RECORD EXCERPTS -
---
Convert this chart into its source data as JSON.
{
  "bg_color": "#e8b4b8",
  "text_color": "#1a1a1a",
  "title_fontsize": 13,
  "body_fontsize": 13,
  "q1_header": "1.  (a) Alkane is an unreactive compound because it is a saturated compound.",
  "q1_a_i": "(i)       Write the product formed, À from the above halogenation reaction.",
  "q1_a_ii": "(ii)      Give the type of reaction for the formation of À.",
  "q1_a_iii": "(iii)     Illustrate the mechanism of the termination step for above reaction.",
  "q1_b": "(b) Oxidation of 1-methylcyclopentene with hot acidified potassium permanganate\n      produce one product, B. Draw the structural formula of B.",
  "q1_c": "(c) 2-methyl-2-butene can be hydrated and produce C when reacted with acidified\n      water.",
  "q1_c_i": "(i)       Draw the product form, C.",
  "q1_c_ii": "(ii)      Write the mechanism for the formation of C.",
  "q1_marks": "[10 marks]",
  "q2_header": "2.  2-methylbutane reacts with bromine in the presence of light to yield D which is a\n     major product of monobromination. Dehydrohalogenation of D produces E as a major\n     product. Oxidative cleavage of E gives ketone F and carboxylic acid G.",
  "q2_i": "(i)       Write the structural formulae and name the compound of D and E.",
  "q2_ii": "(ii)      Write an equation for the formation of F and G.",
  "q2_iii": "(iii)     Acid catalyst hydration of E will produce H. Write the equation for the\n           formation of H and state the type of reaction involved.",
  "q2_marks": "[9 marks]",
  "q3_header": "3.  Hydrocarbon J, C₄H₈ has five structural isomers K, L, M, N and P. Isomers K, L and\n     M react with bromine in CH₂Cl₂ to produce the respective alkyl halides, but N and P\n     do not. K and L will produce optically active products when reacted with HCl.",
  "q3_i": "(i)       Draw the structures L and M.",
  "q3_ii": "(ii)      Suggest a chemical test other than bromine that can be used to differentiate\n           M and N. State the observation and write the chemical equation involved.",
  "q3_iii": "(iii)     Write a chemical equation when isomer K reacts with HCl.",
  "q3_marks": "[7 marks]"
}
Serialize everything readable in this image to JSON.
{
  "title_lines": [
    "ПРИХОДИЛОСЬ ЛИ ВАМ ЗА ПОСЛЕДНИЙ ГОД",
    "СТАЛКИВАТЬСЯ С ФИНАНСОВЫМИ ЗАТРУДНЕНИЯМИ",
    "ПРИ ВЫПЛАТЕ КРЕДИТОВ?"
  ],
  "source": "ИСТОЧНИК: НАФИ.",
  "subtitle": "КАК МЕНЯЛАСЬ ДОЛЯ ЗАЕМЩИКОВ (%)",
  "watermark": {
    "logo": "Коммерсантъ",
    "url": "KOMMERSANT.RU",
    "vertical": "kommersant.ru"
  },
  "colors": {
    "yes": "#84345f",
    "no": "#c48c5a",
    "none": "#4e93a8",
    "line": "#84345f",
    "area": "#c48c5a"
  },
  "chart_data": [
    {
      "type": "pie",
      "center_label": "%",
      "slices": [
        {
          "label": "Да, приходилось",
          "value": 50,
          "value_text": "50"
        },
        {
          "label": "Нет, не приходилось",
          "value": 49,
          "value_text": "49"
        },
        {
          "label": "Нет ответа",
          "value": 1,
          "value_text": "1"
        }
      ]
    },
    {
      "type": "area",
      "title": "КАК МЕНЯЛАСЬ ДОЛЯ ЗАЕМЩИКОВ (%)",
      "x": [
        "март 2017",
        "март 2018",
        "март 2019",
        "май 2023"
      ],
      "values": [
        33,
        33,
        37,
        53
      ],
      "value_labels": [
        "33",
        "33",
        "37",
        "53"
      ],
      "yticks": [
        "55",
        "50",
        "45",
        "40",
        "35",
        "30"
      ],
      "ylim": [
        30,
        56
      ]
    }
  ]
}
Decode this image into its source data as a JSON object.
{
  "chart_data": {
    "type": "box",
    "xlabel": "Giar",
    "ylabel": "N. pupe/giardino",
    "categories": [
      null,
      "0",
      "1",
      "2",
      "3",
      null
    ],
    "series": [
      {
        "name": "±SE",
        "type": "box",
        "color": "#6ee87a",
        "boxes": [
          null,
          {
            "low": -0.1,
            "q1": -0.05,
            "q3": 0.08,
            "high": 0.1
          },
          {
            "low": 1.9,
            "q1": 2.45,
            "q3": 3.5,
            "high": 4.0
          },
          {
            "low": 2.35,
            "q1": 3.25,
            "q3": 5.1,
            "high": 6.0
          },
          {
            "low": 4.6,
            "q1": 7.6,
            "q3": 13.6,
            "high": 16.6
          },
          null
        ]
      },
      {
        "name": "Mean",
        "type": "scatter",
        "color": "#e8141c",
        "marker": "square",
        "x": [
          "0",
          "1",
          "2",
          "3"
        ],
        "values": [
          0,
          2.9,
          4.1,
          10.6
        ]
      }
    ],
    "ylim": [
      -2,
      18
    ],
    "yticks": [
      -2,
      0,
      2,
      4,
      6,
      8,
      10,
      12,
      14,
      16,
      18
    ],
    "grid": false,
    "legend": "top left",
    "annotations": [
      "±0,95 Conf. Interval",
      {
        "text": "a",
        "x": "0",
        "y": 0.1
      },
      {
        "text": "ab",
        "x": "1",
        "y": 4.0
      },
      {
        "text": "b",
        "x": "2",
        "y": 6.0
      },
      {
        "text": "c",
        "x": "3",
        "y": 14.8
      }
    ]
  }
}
---
REQUIREMENTS - From the entries above, copy every line where the word "involved" shows up.

RESULT -
  "q2_iii": "(iii)     Acid catalyst hydration of E will produce H. Write the equation for the\n           formation of H and state the type of reaction involved.",
  "q3_ii": "(ii)      Suggest a chemical test other than bromine that can be used to differentiate\n           M and N. State the observation and write the chemical equation involved.",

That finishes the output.